• STATED TASK
Which lines in the material below contain the word "value"? Copy each of them.

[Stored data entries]

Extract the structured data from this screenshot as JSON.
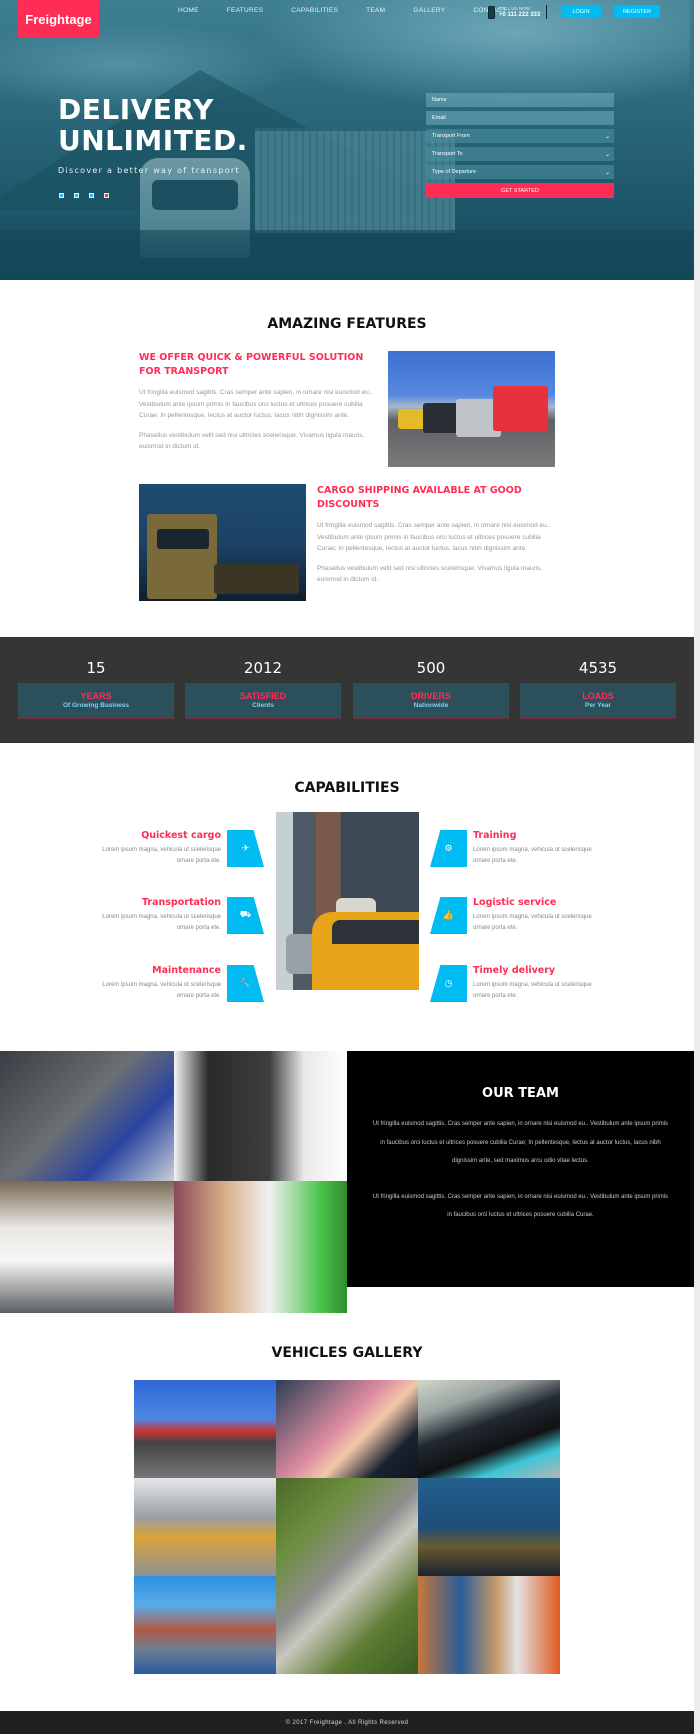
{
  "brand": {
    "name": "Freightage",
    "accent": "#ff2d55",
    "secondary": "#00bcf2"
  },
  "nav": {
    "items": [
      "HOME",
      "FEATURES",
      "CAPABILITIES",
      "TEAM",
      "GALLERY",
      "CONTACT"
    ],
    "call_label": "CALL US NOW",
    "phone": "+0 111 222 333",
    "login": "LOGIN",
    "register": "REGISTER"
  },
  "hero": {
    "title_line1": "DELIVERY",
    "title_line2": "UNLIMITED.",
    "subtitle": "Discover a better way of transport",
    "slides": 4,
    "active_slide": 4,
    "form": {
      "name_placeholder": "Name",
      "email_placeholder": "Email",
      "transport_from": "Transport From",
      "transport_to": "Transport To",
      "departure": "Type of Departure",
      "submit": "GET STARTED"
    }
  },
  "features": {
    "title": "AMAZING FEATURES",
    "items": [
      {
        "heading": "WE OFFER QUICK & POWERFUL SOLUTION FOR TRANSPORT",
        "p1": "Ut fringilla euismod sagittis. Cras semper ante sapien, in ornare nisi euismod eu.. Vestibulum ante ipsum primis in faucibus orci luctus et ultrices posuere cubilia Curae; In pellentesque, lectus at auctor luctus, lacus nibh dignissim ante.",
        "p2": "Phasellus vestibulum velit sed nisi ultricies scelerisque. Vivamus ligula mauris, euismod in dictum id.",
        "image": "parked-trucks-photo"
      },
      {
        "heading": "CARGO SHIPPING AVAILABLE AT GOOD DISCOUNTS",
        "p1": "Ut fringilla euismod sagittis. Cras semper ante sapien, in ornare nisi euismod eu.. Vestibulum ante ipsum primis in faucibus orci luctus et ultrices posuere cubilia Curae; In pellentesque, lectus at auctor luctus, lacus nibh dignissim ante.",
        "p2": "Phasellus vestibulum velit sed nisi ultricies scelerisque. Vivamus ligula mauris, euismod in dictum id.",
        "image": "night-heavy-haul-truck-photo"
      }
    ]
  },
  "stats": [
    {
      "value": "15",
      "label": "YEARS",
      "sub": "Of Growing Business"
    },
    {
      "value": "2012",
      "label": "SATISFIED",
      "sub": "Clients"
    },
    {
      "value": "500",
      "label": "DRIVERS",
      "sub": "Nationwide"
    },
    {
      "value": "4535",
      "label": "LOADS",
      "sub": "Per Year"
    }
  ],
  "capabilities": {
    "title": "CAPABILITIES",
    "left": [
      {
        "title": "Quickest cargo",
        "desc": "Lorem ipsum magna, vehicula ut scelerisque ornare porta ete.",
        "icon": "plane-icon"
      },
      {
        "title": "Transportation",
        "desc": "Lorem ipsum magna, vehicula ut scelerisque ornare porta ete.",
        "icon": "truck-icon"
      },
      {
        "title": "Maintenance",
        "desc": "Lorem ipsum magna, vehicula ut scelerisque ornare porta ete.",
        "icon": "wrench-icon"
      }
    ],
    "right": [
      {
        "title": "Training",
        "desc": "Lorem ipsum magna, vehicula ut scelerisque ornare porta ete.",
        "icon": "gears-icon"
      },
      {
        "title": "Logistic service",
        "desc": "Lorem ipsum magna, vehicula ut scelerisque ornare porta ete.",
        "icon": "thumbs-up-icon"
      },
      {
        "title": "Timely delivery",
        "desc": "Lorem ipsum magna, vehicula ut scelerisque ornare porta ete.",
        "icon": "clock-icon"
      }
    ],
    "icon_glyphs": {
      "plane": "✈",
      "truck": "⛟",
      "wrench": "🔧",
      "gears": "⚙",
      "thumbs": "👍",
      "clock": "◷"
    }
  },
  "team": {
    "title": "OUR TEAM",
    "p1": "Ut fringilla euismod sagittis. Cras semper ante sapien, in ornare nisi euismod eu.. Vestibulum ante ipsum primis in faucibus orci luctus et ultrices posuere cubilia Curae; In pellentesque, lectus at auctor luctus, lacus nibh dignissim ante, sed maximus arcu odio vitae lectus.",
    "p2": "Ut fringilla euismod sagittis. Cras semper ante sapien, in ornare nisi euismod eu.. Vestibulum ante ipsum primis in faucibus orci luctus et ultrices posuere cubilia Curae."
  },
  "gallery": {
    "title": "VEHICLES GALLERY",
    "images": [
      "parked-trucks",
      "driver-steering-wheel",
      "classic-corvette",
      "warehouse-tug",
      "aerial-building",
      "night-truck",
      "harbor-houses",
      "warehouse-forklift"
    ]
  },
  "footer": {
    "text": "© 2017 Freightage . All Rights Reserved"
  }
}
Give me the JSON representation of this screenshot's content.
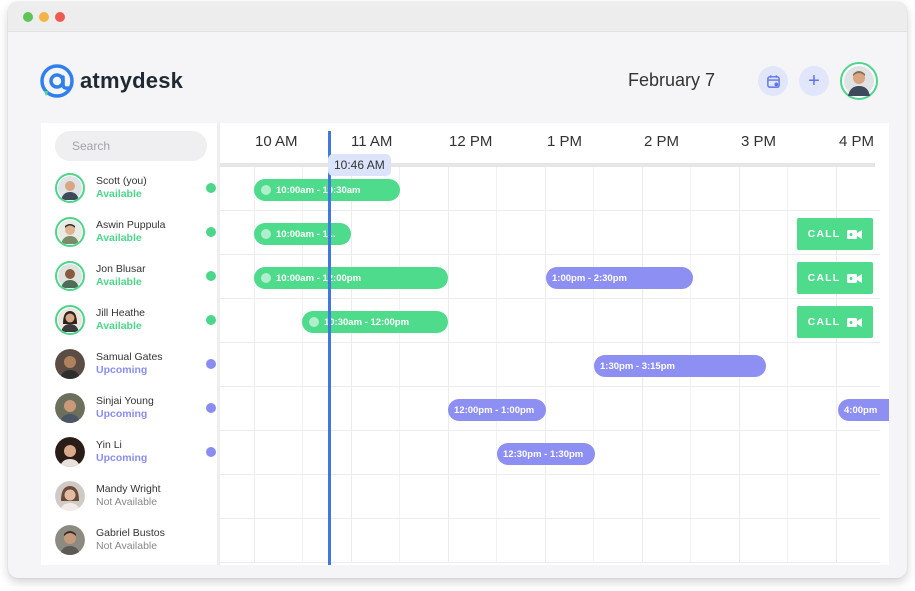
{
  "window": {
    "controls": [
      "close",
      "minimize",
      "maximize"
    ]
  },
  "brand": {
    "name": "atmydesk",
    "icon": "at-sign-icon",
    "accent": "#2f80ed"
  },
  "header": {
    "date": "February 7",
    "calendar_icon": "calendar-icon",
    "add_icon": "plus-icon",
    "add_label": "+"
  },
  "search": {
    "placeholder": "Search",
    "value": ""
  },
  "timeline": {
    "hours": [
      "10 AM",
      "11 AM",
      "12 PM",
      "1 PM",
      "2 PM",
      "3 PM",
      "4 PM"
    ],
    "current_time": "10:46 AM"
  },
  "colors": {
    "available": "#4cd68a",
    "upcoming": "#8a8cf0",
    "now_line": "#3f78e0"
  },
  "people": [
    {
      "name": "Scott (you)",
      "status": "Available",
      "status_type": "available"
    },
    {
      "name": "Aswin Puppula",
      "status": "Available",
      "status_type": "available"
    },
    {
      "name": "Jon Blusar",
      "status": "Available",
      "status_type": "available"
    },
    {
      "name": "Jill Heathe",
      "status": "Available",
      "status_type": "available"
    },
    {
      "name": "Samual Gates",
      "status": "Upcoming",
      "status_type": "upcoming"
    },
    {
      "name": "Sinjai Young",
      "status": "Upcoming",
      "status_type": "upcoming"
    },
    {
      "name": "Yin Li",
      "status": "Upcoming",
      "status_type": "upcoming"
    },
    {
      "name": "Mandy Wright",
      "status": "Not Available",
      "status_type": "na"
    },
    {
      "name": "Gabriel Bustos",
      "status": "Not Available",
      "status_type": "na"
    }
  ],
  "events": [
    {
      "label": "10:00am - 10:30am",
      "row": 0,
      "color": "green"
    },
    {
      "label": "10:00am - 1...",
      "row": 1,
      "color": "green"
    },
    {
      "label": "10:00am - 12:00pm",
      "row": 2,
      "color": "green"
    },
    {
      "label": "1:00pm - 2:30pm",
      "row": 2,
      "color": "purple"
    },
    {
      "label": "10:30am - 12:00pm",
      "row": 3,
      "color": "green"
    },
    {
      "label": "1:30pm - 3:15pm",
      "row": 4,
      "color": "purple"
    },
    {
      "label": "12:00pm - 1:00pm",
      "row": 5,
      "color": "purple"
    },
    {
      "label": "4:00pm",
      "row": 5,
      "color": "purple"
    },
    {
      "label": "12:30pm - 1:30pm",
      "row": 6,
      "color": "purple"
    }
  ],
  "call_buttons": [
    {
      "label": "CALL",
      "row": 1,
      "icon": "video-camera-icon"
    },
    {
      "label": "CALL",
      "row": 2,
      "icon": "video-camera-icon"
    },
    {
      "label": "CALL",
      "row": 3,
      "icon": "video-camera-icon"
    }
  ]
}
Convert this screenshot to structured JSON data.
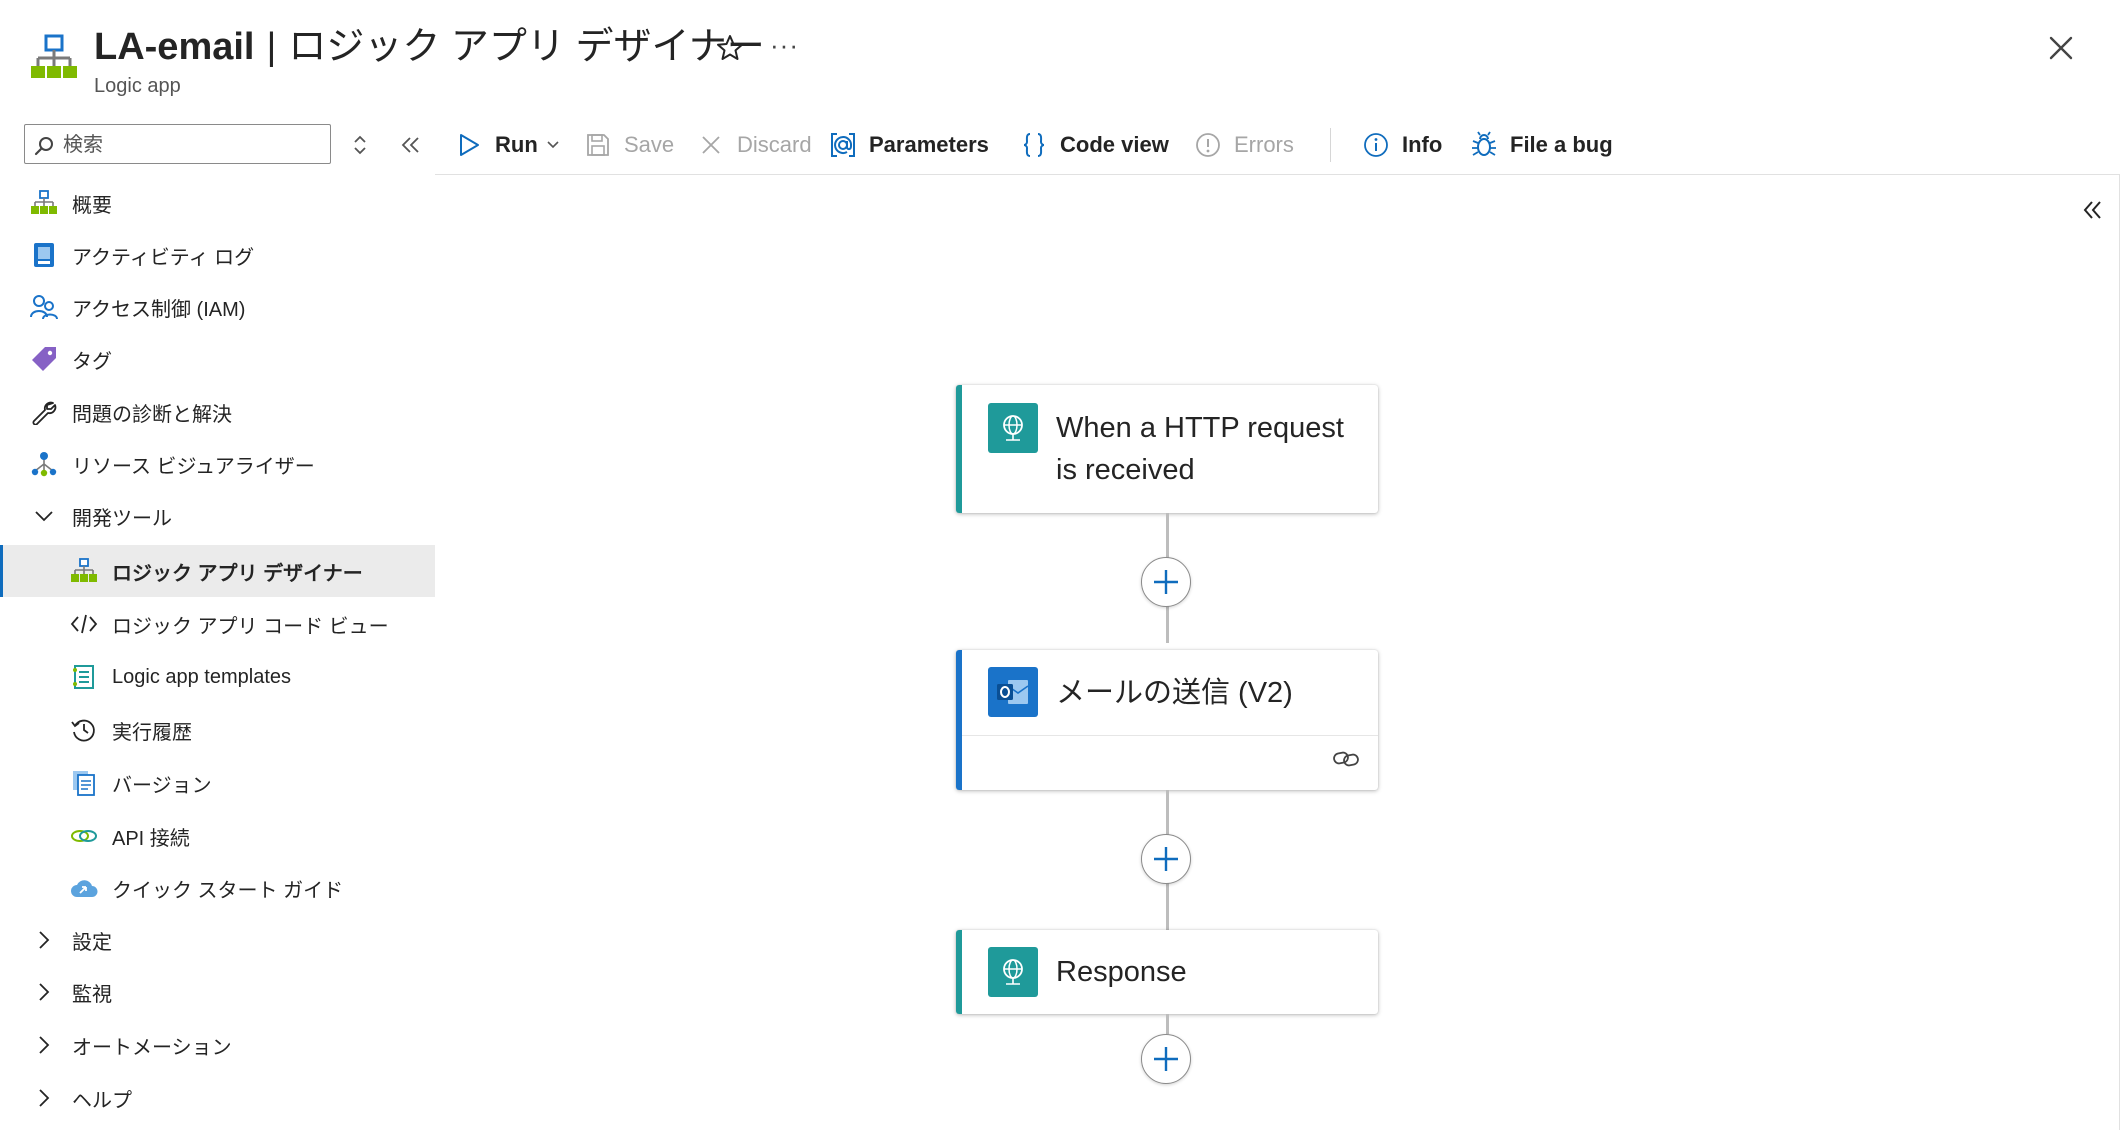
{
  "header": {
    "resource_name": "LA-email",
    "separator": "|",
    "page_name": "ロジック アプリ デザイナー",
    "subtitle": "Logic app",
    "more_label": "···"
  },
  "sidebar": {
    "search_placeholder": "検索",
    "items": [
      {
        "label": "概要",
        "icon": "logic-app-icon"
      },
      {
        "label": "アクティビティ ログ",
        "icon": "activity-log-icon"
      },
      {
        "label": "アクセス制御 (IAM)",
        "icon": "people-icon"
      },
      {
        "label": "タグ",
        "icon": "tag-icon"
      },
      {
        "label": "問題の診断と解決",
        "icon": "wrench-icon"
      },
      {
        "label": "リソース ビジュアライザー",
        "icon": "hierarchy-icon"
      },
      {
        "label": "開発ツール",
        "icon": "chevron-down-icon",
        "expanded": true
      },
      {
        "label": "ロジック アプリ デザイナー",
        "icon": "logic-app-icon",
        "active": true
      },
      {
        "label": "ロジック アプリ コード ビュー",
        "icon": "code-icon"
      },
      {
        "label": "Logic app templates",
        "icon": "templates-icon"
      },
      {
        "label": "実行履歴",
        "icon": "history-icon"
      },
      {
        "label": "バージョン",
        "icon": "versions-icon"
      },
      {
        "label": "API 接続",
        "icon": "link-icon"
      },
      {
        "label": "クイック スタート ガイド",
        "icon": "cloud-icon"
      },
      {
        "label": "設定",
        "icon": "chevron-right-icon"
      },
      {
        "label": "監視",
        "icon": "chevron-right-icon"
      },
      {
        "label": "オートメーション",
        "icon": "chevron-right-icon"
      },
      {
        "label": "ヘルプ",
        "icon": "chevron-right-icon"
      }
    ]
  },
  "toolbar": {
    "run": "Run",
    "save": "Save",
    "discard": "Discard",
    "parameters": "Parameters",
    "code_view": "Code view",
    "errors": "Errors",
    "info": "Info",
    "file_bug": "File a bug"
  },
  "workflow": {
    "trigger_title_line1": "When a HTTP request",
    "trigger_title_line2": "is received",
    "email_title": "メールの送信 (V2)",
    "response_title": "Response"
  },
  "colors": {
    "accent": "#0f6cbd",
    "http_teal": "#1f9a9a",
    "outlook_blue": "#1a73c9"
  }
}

• CORRECT OUTPUT
      "value": "15",
      "value": "2012",
      "value": "500",
      "value": "4535",
    "value": ""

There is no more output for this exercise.